YOUR INSTRUCTIONS — Rewrite the stretch of data from the line containing "Itemize the components" through the line containing "svg-text:CENTURY 21: CENTURY", swapping "components" for "items" and keeping everything else unchanged. Omit the pictures from your answer.

DATASET EXCERPTS —
• • • • •

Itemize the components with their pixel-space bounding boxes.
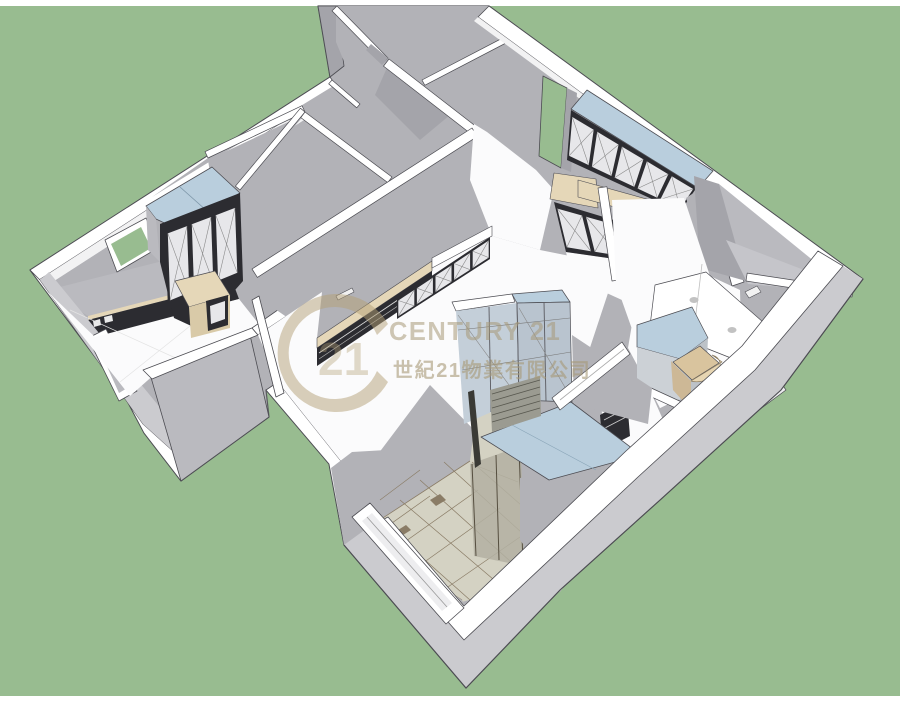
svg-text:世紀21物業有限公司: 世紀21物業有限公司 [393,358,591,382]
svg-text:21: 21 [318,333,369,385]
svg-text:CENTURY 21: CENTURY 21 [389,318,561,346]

• • • • •

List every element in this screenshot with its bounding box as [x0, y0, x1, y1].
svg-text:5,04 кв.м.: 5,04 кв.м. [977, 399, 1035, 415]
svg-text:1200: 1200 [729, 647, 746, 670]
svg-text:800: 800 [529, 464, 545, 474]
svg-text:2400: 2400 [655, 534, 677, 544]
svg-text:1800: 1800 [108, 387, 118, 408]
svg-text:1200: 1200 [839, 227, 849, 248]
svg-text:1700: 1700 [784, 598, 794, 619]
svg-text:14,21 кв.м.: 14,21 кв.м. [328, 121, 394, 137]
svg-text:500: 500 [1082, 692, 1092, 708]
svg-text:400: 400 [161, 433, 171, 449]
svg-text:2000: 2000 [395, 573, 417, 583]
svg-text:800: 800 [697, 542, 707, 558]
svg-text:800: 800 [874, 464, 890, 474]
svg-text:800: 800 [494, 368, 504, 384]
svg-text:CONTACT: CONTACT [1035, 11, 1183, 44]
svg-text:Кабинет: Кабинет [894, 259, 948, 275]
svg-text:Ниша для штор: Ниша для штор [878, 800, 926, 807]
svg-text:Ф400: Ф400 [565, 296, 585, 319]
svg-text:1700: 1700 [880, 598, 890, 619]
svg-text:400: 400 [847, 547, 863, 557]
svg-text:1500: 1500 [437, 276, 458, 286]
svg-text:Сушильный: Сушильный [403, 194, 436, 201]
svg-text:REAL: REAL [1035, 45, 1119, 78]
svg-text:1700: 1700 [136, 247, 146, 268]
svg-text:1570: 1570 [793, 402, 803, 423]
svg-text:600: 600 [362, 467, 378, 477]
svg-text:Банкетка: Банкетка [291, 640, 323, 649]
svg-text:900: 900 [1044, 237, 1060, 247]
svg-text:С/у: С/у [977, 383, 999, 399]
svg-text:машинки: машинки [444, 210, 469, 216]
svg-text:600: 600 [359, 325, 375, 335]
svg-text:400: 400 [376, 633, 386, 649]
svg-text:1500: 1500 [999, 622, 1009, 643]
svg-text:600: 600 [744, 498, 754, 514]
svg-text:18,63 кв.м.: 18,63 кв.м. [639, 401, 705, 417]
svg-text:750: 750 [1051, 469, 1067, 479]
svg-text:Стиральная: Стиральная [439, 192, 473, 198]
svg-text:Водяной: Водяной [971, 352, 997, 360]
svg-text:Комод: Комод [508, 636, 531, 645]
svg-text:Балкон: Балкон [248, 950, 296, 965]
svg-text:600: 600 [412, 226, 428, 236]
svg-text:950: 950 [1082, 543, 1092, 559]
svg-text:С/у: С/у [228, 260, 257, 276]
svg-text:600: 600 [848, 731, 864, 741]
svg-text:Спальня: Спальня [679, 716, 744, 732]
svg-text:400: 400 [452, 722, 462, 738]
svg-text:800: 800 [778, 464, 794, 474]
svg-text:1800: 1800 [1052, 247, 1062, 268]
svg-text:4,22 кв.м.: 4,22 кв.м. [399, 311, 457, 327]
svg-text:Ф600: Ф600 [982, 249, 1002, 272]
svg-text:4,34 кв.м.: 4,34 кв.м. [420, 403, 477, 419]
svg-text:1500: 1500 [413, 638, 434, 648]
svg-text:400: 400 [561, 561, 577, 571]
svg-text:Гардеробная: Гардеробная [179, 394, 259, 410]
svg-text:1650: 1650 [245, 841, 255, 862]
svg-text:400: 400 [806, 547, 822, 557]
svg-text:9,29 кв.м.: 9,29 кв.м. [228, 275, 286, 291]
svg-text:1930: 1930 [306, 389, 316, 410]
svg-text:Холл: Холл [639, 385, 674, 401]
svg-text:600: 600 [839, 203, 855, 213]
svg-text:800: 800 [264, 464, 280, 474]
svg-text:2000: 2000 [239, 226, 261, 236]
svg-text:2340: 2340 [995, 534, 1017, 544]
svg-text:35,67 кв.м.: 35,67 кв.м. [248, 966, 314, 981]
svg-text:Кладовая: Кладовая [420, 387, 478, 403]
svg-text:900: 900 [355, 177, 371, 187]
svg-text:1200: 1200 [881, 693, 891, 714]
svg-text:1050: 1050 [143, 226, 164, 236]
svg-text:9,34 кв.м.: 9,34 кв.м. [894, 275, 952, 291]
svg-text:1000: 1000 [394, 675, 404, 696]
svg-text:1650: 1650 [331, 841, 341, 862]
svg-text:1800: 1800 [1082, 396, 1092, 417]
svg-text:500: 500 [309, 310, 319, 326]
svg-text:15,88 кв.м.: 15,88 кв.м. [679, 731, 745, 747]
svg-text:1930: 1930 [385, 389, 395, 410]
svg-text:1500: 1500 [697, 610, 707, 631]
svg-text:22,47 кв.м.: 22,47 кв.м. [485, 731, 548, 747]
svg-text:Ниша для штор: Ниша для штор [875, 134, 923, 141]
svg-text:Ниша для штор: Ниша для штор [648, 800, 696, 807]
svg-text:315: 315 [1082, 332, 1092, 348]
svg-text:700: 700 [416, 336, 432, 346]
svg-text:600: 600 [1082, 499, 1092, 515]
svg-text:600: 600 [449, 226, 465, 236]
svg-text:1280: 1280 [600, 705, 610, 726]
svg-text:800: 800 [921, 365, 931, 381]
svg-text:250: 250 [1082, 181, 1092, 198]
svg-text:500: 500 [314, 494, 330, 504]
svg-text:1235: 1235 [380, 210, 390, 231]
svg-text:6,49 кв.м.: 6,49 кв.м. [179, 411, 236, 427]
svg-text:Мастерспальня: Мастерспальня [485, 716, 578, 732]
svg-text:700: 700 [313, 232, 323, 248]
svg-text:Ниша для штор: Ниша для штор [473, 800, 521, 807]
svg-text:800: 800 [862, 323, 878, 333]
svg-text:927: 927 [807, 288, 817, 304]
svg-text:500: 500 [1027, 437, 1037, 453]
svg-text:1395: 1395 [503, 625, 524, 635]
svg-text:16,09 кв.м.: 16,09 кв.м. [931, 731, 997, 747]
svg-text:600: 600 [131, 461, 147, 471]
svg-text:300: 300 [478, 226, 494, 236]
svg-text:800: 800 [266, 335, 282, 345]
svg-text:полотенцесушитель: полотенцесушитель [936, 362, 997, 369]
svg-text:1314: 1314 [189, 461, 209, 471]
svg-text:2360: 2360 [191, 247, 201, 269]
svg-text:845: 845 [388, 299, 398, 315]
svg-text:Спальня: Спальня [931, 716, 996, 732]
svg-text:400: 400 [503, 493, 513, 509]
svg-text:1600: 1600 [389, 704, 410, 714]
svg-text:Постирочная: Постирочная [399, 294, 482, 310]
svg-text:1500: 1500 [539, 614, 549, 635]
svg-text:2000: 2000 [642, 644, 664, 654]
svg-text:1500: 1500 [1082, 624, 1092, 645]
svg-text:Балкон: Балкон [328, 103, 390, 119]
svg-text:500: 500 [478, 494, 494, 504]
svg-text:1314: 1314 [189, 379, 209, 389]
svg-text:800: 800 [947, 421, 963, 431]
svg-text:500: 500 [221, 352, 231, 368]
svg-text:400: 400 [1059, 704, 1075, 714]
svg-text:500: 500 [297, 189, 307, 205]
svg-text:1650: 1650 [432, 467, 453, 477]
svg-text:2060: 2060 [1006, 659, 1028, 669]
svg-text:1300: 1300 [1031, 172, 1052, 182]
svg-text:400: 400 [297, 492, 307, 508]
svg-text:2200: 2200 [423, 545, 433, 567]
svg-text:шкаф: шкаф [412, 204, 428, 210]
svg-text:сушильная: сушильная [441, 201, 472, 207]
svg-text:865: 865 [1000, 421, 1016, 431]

• • • • •

SOLUTION —
Itemize the items with their pixel-space bounding boxes.
svg-text:世紀21物業有限公司: 世紀21物業有限公司 [393,358,591,382]
svg-text:21: 21 [318,333,369,385]
svg-text:CENTURY 21: CENTURY 21 [389,318,561,346]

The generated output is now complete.